PROBLEM DESCRIPTION> Gather each line in the entries that includes the string "ақпараттық".

SOURCE MATERIAL>
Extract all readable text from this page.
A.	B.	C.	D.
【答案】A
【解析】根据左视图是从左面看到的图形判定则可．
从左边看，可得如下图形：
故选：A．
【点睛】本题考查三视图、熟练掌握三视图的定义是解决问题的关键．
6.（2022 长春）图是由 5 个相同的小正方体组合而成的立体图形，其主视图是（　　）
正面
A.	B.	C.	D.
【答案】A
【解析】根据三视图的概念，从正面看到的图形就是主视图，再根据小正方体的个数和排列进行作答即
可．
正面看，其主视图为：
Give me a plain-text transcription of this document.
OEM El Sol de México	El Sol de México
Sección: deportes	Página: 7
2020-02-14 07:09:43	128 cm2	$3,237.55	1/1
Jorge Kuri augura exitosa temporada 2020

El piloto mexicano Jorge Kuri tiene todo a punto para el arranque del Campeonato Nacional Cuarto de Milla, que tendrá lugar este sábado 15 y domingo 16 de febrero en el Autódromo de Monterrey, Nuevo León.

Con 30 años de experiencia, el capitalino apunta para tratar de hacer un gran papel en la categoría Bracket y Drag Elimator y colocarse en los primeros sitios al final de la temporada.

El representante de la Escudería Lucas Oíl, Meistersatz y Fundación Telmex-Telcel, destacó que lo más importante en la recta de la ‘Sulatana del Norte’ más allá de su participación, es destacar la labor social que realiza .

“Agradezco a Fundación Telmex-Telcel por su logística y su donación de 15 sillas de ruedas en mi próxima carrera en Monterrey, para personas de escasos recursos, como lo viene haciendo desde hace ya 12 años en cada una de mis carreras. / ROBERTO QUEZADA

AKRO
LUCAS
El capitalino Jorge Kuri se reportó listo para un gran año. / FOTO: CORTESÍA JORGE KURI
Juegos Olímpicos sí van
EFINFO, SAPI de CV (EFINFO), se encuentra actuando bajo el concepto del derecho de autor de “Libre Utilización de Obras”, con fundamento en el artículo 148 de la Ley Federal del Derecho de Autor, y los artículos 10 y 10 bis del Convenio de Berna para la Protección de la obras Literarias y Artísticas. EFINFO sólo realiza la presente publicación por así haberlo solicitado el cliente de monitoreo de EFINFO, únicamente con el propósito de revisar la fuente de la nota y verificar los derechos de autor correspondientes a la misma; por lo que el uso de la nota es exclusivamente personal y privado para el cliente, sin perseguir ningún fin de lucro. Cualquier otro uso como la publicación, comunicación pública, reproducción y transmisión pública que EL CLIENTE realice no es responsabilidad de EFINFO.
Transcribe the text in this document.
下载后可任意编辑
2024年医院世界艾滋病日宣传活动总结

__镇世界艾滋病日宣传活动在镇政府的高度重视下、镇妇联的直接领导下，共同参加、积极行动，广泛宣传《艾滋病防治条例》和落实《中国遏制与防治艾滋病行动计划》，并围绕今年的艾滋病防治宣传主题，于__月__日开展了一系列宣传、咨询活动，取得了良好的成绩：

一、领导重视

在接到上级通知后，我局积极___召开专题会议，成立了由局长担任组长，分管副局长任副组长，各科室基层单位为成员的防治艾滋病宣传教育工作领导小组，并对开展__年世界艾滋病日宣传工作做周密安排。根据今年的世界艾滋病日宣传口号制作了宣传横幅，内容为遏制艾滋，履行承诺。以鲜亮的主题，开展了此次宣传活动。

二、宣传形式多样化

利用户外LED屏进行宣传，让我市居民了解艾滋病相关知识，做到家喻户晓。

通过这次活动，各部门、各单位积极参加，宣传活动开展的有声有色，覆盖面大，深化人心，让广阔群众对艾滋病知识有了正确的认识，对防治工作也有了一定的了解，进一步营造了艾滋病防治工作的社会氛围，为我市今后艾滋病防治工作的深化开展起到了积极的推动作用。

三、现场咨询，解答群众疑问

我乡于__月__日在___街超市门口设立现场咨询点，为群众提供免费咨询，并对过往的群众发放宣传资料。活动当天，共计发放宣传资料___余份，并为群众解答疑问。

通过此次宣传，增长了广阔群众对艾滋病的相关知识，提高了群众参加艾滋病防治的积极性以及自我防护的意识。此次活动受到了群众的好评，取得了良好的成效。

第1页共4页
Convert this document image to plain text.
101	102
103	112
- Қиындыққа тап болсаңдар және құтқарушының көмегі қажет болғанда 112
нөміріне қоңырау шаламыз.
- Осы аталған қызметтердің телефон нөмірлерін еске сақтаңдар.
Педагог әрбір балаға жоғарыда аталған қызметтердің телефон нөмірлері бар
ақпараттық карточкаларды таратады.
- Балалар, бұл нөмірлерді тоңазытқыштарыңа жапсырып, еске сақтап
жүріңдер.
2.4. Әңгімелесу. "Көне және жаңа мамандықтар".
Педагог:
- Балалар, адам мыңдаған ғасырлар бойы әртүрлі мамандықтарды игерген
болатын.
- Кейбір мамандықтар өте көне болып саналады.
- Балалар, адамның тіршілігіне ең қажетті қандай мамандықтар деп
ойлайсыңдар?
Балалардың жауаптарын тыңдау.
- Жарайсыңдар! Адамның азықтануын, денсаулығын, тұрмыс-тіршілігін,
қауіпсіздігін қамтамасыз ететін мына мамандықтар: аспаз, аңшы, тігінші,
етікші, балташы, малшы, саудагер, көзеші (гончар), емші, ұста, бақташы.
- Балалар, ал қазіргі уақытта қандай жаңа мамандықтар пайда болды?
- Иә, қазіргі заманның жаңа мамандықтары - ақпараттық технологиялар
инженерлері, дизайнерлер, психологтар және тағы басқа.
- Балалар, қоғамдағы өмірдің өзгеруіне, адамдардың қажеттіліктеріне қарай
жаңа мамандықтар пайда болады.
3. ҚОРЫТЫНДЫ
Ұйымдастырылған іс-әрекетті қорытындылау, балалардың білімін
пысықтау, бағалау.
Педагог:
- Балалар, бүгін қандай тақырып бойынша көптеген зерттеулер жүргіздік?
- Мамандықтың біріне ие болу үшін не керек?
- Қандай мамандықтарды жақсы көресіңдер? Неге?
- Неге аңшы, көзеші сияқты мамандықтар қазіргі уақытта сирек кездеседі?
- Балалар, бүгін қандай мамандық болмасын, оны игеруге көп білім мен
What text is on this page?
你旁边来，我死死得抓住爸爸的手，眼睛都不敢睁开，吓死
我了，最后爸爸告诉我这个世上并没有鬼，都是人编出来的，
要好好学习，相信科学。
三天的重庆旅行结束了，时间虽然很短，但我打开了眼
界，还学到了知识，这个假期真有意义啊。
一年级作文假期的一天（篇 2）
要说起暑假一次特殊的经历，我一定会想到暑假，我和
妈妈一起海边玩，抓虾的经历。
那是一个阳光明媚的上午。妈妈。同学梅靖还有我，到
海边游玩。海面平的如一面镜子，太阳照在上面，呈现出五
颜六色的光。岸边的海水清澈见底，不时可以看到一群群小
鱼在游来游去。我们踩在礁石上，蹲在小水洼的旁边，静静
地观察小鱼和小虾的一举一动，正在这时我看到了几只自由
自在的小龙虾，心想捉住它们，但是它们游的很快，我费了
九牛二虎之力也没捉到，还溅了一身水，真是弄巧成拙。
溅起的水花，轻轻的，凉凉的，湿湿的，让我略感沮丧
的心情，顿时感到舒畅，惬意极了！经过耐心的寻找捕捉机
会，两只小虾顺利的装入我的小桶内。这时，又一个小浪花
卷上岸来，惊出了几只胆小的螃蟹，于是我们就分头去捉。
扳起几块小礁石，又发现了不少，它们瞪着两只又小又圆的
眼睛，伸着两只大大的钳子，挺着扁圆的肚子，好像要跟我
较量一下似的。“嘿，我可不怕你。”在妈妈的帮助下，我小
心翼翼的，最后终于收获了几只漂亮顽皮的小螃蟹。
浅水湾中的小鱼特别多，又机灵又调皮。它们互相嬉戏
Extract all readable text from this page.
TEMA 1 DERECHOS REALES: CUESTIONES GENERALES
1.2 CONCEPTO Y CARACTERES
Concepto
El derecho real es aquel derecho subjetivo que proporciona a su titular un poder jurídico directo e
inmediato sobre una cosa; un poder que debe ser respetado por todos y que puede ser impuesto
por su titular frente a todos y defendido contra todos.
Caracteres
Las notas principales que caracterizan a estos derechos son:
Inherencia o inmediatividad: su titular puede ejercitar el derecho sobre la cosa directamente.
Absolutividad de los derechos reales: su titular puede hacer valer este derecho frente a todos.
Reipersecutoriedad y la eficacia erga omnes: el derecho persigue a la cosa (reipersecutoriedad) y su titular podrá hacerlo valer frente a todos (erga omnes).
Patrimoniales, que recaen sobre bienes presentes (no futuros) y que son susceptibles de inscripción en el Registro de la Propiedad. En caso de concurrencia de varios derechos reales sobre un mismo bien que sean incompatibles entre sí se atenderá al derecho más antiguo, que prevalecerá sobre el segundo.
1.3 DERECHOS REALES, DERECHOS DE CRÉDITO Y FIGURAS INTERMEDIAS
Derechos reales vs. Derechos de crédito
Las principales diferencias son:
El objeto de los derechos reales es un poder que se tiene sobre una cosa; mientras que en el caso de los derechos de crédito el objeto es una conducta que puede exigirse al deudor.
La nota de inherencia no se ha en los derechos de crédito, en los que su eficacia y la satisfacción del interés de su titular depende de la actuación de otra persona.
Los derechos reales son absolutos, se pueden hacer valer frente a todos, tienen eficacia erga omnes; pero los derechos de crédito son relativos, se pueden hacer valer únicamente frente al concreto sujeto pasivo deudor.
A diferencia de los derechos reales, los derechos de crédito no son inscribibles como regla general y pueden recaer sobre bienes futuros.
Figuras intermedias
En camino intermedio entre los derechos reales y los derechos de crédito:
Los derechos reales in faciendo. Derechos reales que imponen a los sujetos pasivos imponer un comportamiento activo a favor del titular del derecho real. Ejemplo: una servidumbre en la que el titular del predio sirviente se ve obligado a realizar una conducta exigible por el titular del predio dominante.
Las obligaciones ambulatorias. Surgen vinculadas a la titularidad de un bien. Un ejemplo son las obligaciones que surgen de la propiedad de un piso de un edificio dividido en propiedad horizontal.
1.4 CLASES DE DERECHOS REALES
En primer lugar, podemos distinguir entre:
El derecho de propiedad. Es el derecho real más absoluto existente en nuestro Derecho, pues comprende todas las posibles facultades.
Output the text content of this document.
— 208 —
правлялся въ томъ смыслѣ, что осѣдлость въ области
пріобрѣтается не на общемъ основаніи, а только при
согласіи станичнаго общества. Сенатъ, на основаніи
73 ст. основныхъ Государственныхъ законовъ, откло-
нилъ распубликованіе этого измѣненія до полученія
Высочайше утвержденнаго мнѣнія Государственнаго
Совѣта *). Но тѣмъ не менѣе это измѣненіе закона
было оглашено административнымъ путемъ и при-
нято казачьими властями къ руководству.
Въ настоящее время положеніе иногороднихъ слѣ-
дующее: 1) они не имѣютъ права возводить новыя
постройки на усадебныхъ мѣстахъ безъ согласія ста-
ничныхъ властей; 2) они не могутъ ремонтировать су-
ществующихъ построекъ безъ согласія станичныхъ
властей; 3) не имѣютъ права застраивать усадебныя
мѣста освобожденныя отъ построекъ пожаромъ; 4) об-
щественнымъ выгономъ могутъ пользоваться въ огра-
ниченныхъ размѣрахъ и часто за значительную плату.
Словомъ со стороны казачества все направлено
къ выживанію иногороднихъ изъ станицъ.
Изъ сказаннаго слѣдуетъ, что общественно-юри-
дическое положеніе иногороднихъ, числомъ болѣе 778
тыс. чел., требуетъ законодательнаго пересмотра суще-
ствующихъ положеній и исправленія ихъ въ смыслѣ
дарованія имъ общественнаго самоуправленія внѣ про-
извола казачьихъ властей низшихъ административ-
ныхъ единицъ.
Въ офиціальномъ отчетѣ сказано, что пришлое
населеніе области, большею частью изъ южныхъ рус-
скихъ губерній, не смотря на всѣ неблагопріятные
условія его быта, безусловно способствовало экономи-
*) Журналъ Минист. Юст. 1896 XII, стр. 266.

OUTPUT OF THE EXERCISE>
ақпараттық карточкаларды таратады.
- Иә, қазіргі заманның жаңа мамандықтары - ақпараттық технологиялар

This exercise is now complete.